Entries taken from a collection:
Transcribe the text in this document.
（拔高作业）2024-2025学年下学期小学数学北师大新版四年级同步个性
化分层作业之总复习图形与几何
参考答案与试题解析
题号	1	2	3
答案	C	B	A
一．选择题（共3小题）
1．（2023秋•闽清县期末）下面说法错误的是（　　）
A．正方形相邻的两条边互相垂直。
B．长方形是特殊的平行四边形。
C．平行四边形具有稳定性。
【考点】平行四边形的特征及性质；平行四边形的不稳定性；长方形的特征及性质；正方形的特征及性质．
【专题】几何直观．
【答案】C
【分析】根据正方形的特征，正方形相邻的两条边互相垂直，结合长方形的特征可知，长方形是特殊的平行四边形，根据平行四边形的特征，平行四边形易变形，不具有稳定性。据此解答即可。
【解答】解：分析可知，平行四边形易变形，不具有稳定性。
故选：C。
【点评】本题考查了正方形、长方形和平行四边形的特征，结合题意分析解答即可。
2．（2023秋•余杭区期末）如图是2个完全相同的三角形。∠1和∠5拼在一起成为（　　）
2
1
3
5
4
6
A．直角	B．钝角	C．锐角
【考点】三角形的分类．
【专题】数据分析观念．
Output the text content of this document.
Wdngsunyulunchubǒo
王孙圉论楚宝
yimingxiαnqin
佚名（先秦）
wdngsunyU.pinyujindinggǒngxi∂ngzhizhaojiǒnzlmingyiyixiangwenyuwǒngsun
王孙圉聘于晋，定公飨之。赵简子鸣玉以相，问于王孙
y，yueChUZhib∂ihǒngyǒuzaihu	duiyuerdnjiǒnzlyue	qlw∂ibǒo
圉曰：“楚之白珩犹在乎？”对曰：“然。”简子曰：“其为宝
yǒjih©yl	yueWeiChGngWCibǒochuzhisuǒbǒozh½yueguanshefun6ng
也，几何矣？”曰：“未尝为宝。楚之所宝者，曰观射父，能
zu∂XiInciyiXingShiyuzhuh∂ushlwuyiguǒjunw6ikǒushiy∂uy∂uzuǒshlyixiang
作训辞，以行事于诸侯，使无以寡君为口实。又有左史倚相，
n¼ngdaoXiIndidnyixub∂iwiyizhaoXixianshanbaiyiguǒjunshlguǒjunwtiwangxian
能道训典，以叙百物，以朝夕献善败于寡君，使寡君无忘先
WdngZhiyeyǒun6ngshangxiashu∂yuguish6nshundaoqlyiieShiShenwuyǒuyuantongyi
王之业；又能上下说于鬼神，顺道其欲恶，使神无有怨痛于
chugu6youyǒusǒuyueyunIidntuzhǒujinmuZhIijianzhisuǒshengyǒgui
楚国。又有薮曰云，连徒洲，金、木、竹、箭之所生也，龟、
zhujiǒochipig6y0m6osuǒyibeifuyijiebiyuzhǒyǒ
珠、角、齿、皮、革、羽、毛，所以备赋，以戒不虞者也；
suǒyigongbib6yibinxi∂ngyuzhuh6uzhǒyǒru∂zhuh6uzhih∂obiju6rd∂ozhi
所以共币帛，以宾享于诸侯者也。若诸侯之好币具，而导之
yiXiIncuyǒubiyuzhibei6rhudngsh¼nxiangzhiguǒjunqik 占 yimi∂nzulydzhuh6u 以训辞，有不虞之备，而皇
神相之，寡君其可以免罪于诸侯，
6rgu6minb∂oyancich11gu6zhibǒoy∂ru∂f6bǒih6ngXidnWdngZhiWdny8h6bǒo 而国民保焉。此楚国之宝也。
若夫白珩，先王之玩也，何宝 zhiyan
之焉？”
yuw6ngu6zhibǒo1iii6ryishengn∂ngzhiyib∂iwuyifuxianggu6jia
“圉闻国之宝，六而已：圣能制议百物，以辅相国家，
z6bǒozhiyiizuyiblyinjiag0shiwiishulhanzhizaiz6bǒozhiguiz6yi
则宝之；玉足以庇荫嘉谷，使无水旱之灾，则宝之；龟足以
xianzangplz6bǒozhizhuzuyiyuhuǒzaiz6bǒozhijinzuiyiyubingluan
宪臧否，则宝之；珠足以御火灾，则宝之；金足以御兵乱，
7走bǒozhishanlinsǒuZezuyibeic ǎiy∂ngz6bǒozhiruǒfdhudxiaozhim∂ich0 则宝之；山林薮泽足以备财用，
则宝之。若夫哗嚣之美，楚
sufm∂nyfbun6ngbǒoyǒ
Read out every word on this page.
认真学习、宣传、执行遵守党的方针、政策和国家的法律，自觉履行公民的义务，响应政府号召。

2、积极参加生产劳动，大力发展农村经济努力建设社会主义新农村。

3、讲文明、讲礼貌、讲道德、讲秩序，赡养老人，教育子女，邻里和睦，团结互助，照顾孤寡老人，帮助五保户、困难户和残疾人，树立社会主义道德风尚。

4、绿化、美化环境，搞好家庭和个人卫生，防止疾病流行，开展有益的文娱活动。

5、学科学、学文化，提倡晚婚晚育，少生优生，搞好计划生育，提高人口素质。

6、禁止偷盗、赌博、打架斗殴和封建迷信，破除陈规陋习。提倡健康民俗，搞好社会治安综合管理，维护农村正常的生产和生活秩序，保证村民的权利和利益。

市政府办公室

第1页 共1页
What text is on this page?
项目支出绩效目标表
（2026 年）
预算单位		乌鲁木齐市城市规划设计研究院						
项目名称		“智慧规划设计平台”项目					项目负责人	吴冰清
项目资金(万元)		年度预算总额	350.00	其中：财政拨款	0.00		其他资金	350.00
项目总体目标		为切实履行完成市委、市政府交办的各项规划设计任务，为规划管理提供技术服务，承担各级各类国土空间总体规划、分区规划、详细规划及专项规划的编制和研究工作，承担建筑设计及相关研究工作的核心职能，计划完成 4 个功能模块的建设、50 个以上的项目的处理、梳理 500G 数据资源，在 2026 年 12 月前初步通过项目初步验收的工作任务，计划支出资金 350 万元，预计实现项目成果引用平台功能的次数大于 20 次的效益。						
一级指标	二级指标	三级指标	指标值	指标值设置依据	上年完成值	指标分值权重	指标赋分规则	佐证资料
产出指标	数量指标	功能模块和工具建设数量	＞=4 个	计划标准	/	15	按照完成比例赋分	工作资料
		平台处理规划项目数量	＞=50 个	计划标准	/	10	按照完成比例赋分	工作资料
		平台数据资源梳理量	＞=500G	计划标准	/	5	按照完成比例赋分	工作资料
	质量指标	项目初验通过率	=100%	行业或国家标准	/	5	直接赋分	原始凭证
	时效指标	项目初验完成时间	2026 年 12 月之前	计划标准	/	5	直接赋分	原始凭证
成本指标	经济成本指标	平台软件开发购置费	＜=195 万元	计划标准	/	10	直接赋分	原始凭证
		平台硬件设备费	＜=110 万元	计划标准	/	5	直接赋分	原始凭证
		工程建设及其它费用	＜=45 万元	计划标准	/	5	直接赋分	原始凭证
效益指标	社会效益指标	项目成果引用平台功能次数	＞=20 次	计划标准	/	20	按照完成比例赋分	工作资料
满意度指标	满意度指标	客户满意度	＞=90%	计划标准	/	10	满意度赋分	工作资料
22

> **Your goal**: Copy each line above that contains the string "按照完成比例赋分".

> **Solution for this exercise**:
产出指标	数量指标	功能模块和工具建设数量	＞=4 个	计划标准	/	15	按照完成比例赋分	工作资料
		平台处理规划项目数量	＞=50 个	计划标准	/	10	按照完成比例赋分	工作资料
		平台数据资源梳理量	＞=500G	计划标准	/	5	按照完成比例赋分	工作资料
效益指标	社会效益指标	项目成果引用平台功能次数	＞=20 次	计划标准	/	20	按照完成比例赋分	工作资料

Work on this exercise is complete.